TASK TO COMPLETE => Write out each line from the data below that includes the word "date".

+++ DATA FOR THIS TASK +++

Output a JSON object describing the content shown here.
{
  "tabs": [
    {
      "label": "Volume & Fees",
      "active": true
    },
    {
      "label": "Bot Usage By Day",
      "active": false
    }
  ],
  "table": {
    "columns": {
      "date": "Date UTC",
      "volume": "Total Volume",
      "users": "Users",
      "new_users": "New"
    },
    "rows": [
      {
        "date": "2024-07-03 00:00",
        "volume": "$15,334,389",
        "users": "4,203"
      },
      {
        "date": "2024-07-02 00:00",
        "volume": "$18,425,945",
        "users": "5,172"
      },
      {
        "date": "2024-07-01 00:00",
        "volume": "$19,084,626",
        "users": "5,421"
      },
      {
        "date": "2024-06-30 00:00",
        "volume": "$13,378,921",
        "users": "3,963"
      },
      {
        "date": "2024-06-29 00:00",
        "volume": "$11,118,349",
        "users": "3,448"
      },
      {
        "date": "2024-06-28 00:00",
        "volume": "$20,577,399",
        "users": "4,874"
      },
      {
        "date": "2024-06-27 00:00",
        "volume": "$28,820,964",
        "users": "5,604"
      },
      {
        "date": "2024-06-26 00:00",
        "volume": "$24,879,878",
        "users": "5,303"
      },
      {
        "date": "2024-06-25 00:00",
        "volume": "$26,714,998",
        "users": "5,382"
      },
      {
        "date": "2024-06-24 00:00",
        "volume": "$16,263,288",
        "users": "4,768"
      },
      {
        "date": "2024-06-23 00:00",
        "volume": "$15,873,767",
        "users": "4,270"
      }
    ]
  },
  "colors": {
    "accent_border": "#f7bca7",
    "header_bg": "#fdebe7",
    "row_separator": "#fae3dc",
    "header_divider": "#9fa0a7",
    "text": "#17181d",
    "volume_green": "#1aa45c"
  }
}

+++

TASK ANSWER =>
      "date": "Date UTC",
        "date": "2024-07-03 00:00",
        "date": "2024-07-02 00:00",
        "date": "2024-07-01 00:00",
        "date": "2024-06-30 00:00",
        "date": "2024-06-29 00:00",
        "date": "2024-06-28 00:00",
        "date": "2024-06-27 00:00",
        "date": "2024-06-26 00:00",
        "date": "2024-06-25 00:00",
        "date": "2024-06-24 00:00",
        "date": "2024-06-23 00:00",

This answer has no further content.